## Start

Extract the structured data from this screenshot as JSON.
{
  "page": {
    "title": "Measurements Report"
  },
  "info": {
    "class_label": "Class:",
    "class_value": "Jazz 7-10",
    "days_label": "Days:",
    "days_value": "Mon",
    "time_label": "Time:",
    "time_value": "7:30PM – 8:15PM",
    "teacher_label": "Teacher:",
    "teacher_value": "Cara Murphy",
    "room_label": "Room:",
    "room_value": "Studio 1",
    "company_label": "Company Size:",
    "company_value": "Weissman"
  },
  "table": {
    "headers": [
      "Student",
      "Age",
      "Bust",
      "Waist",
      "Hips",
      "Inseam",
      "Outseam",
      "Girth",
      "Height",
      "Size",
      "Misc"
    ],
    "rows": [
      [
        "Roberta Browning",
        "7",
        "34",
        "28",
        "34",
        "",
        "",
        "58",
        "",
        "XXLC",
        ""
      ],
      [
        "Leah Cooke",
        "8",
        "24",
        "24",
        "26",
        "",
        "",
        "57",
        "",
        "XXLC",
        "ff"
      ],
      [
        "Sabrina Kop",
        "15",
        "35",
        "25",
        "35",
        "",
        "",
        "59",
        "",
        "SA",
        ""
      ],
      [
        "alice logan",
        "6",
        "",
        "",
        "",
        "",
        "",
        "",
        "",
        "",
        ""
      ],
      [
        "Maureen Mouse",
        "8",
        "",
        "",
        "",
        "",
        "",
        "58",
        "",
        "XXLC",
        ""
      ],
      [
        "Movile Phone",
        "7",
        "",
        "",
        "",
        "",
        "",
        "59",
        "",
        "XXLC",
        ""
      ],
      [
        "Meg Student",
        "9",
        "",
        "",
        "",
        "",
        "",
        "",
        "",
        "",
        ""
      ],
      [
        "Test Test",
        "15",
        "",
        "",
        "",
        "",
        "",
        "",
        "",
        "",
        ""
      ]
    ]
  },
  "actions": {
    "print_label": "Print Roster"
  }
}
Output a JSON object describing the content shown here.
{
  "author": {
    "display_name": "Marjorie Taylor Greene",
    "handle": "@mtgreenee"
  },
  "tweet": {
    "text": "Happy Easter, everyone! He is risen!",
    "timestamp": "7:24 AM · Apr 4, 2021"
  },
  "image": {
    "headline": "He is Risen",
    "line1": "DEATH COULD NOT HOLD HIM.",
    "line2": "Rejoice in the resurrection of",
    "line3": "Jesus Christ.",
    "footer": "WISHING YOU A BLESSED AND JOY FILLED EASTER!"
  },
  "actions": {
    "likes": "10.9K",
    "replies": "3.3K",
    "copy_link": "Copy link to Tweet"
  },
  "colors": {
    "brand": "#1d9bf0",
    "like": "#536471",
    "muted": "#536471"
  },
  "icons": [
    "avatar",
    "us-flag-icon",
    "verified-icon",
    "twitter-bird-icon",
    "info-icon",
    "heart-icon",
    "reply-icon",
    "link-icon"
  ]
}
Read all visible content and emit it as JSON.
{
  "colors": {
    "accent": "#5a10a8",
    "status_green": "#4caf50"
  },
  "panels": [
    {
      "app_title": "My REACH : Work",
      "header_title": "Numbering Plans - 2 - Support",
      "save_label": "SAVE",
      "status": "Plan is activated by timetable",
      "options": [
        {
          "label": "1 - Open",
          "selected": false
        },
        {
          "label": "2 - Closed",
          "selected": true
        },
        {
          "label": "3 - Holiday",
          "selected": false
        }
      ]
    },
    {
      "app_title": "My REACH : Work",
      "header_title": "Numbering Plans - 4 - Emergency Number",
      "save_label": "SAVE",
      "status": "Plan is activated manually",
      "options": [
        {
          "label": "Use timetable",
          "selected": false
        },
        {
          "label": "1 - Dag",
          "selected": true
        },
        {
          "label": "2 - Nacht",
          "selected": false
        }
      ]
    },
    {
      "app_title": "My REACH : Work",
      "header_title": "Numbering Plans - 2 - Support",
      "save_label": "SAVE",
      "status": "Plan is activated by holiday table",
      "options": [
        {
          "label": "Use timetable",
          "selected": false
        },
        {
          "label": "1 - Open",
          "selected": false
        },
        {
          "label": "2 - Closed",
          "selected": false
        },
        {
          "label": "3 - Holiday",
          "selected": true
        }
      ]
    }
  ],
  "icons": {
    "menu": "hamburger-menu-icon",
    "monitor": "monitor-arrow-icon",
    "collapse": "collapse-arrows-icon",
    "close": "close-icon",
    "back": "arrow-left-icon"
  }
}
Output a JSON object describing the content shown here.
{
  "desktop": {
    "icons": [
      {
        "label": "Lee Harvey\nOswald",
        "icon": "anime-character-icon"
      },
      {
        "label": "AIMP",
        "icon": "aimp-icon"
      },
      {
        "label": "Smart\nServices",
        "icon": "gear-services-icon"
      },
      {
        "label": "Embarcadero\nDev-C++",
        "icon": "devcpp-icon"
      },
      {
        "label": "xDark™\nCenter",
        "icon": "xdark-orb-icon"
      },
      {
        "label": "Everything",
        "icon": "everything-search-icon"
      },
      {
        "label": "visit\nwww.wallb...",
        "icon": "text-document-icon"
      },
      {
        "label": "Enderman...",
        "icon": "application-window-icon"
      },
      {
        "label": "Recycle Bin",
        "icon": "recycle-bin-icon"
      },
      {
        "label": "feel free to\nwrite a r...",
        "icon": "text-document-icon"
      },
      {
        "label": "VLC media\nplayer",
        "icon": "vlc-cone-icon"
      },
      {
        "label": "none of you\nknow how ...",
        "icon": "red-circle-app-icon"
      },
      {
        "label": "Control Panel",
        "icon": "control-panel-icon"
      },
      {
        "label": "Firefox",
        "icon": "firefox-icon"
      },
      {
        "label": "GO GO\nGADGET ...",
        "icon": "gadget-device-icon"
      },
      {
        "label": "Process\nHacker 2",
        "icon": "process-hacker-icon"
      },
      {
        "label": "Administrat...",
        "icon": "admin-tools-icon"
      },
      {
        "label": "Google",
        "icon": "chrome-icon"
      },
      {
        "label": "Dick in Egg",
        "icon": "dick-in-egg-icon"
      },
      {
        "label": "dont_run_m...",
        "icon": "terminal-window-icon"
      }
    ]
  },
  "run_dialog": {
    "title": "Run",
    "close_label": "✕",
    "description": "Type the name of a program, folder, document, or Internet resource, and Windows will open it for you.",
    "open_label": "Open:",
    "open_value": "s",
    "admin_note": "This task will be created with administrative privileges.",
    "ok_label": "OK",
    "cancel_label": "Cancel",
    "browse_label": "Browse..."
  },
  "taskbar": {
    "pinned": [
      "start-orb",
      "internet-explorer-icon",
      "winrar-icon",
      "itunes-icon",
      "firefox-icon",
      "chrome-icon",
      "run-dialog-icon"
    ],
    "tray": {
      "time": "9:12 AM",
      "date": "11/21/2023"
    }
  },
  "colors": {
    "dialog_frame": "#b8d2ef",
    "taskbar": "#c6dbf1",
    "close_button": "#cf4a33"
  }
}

## End

__Given exercise__:
Using the material above, print every entry exactly as written.

__Solution to the problem__:
Extract the structured data from this screenshot as JSON.
{
  "page": {
    "title": "Measurements Report"
  },
  "info": {
    "class_label": "Class:",
    "class_value": "Jazz 7-10",
    "days_label": "Days:",
    "days_value": "Mon",
    "time_label": "Time:",
    "time_value": "7:30PM – 8:15PM",
    "teacher_label": "Teacher:",
    "teacher_value": "Cara Murphy",
    "room_label": "Room:",
    "room_value": "Studio 1",
    "company_label": "Company Size:",
    "company_value": "Weissman"
  },
  "table": {
    "headers": [
      "Student",
      "Age",
      "Bust",
      "Waist",
      "Hips",
      "Inseam",
      "Outseam",
      "Girth",
      "Height",
      "Size",
      "Misc"
    ],
    "rows": [
      [
        "Roberta Browning",
        "7",
        "34",
        "28",
        "34",
        "",
        "",
        "58",
        "",
        "XXLC",
        ""
      ],
      [
        "Leah Cooke",
        "8",
        "24",
        "24",
        "26",
        "",
        "",
        "57",
        "",
        "XXLC",
        "ff"
      ],
      [
        "Sabrina Kop",
        "15",
        "35",
        "25",
        "35",
        "",
        "",
        "59",
        "",
        "SA",
        ""
      ],
      [
        "alice logan",
        "6",
        "",
        "",
        "",
        "",
        "",
        "",
        "",
        "",
        ""
      ],
      [
        "Maureen Mouse",
        "8",
        "",
        "",
        "",
        "",
        "",
        "58",
        "",
        "XXLC",
        ""
      ],
      [
        "Movile Phone",
        "7",
        "",
        "",
        "",
        "",
        "",
        "59",
        "",
        "XXLC",
        ""
      ],
      [
        "Meg Student",
        "9",
        "",
        "",
        "",
        "",
        "",
        "",
        "",
        "",
        ""
      ],
      [
        "Test Test",
        "15",
        "",
        "",
        "",
        "",
        "",
        "",
        "",
        "",
        ""
      ]
    ]
  },
  "actions": {
    "print_label": "Print Roster"
  }
}
Output a JSON object describing the content shown here.
{
  "author": {
    "display_name": "Marjorie Taylor Greene",
    "handle": "@mtgreenee"
  },
  "tweet": {
    "text": "Happy Easter, everyone! He is risen!",
    "timestamp": "7:24 AM · Apr 4, 2021"
  },
  "image": {
    "headline": "He is Risen",
    "line1": "DEATH COULD NOT HOLD HIM.",
    "line2": "Rejoice in the resurrection of",
    "line3": "Jesus Christ.",
    "footer": "WISHING YOU A BLESSED AND JOY FILLED EASTER!"
  },
  "actions": {
    "likes": "10.9K",
    "replies": "3.3K",
    "copy_link": "Copy link to Tweet"
  },
  "colors": {
    "brand": "#1d9bf0",
    "like": "#536471",
    "muted": "#536471"
  },
  "icons": [
    "avatar",
    "us-flag-icon",
    "verified-icon",
    "twitter-bird-icon",
    "info-icon",
    "heart-icon",
    "reply-icon",
    "link-icon"
  ]
}
Read all visible content and emit it as JSON.
{
  "colors": {
    "accent": "#5a10a8",
    "status_green": "#4caf50"
  },
  "panels": [
    {
      "app_title": "My REACH : Work",
      "header_title": "Numbering Plans - 2 - Support",
      "save_label": "SAVE",
      "status": "Plan is activated by timetable",
      "options": [
        {
          "label": "1 - Open",
          "selected": false
        },
        {
          "label": "2 - Closed",
          "selected": true
        },
        {
          "label": "3 - Holiday",
          "selected": false
        }
      ]
    },
    {
      "app_title": "My REACH : Work",
      "header_title": "Numbering Plans - 4 - Emergency Number",
      "save_label": "SAVE",
      "status": "Plan is activated manually",
      "options": [
        {
          "label": "Use timetable",
          "selected": false
        },
        {
          "label": "1 - Dag",
          "selected": true
        },
        {
          "label": "2 - Nacht",
          "selected": false
        }
      ]
    },
    {
      "app_title": "My REACH : Work",
      "header_title": "Numbering Plans - 2 - Support",
      "save_label": "SAVE",
      "status": "Plan is activated by holiday table",
      "options": [
        {
          "label": "Use timetable",
          "selected": false
        },
        {
          "label": "1 - Open",
          "selected": false
        },
        {
          "label": "2 - Closed",
          "selected": false
        },
        {
          "label": "3 - Holiday",
          "selected": true
        }
      ]
    }
  ],
  "icons": {
    "menu": "hamburger-menu-icon",
    "monitor": "monitor-arrow-icon",
    "collapse": "collapse-arrows-icon",
    "close": "close-icon",
    "back": "arrow-left-icon"
  }
}
Output a JSON object describing the content shown here.
{
  "desktop": {
    "icons": [
      {
        "label": "Lee Harvey\nOswald",
        "icon": "anime-character-icon"
      },
      {
        "label": "AIMP",
        "icon": "aimp-icon"
      },
      {
        "label": "Smart\nServices",
        "icon": "gear-services-icon"
      },
      {
        "label": "Embarcadero\nDev-C++",
        "icon": "devcpp-icon"
      },
      {
        "label": "xDark™\nCenter",
        "icon": "xdark-orb-icon"
      },
      {
        "label": "Everything",
        "icon": "everything-search-icon"
      },
      {
        "label": "visit\nwww.wallb...",
        "icon": "text-document-icon"
      },
      {
        "label": "Enderman...",
        "icon": "application-window-icon"
      },
      {
        "label": "Recycle Bin",
        "icon": "recycle-bin-icon"
      },
      {
        "label": "feel free to\nwrite a r...",
        "icon": "text-document-icon"
      },
      {
        "label": "VLC media\nplayer",
        "icon": "vlc-cone-icon"
      },
      {
        "label": "none of you\nknow how ...",
        "icon": "red-circle-app-icon"
      },
      {
        "label": "Control Panel",
        "icon": "control-panel-icon"
      },
      {
        "label": "Firefox",
        "icon": "firefox-icon"
      },
      {
        "label": "GO GO\nGADGET ...",
        "icon": "gadget-device-icon"
      },
      {
        "label": "Process\nHacker 2",
        "icon": "process-hacker-icon"
      },
      {
        "label": "Administrat...",
        "icon": "admin-tools-icon"
      },
      {
        "label": "Google",
        "icon": "chrome-icon"
      },
      {
        "label": "Dick in Egg",
        "icon": "dick-in-egg-icon"
      },
      {
        "label": "dont_run_m...",
        "icon": "terminal-window-icon"
      }
    ]
  },
  "run_dialog": {
    "title": "Run",
    "close_label": "✕",
    "description": "Type the name of a program, folder, document, or Internet resource, and Windows will open it for you.",
    "open_label": "Open:",
    "open_value": "s",
    "admin_note": "This task will be created with administrative privileges.",
    "ok_label": "OK",
    "cancel_label": "Cancel",
    "browse_label": "Browse..."
  },
  "taskbar": {
    "pinned": [
      "start-orb",
      "internet-explorer-icon",
      "winrar-icon",
      "itunes-icon",
      "firefox-icon",
      "chrome-icon",
      "run-dialog-icon"
    ],
    "tray": {
      "time": "9:12 AM",
      "date": "11/21/2023"
    }
  },
  "colors": {
    "dialog_frame": "#b8d2ef",
    "taskbar": "#c6dbf1",
    "close_button": "#cf4a33"
  }
}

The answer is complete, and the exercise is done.